> _Entries shown_
>> START

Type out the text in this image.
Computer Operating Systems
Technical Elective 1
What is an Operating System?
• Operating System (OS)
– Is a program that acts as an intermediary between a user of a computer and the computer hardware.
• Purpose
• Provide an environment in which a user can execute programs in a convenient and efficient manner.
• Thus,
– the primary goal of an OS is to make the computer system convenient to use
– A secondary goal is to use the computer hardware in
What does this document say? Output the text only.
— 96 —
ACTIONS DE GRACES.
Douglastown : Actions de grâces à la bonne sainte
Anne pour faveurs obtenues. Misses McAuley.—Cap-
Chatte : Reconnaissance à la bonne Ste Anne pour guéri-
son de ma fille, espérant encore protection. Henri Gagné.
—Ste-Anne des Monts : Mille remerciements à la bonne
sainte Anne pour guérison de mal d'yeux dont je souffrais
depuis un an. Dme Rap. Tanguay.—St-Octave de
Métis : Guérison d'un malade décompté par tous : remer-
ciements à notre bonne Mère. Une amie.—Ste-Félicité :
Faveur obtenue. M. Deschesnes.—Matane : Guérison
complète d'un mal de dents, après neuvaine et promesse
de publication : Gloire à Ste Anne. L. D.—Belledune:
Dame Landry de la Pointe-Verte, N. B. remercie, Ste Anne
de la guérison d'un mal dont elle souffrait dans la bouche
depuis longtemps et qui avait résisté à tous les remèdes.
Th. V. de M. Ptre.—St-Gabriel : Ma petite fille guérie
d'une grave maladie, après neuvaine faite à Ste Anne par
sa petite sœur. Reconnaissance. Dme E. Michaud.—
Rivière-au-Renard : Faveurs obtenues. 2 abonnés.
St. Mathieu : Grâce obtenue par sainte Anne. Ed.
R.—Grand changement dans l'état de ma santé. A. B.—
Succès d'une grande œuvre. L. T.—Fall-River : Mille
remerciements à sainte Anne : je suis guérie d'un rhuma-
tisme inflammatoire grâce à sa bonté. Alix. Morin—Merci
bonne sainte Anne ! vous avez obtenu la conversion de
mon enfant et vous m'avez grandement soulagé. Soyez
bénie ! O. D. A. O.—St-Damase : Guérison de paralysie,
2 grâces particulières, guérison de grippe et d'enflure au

>> END

> _Directions_
Extract the complete set of records unchanged.

> _Solution_
Type out the text in this image.
Computer Operating Systems
Technical Elective 1
What is an Operating System?
• Operating System (OS)
– Is a program that acts as an intermediary between a user of a computer and the computer hardware.
• Purpose
• Provide an environment in which a user can execute programs in a convenient and efficient manner.
• Thus,
– the primary goal of an OS is to make the computer system convenient to use
– A secondary goal is to use the computer hardware in
What does this document say? Output the text only.
— 96 —
ACTIONS DE GRACES.
Douglastown : Actions de grâces à la bonne sainte
Anne pour faveurs obtenues. Misses McAuley.—Cap-
Chatte : Reconnaissance à la bonne Ste Anne pour guéri-
son de ma fille, espérant encore protection. Henri Gagné.
—Ste-Anne des Monts : Mille remerciements à la bonne
sainte Anne pour guérison de mal d'yeux dont je souffrais
depuis un an. Dme Rap. Tanguay.—St-Octave de
Métis : Guérison d'un malade décompté par tous : remer-
ciements à notre bonne Mère. Une amie.—Ste-Félicité :
Faveur obtenue. M. Deschesnes.—Matane : Guérison
complète d'un mal de dents, après neuvaine et promesse
de publication : Gloire à Ste Anne. L. D.—Belledune:
Dame Landry de la Pointe-Verte, N. B. remercie, Ste Anne
de la guérison d'un mal dont elle souffrait dans la bouche
depuis longtemps et qui avait résisté à tous les remèdes.
Th. V. de M. Ptre.—St-Gabriel : Ma petite fille guérie
d'une grave maladie, après neuvaine faite à Ste Anne par
sa petite sœur. Reconnaissance. Dme E. Michaud.—
Rivière-au-Renard : Faveurs obtenues. 2 abonnés.
St. Mathieu : Grâce obtenue par sainte Anne. Ed.
R.—Grand changement dans l'état de ma santé. A. B.—
Succès d'une grande œuvre. L. T.—Fall-River : Mille
remerciements à sainte Anne : je suis guérie d'un rhuma-
tisme inflammatoire grâce à sa bonté. Alix. Morin—Merci
bonne sainte Anne ! vous avez obtenu la conversion de
mon enfant et vous m'avez grandement soulagé. Soyez
bénie ! O. D. A. O.—St-Damase : Guérison de paralysie,
2 grâces particulières, guérison de grippe et d'enflure au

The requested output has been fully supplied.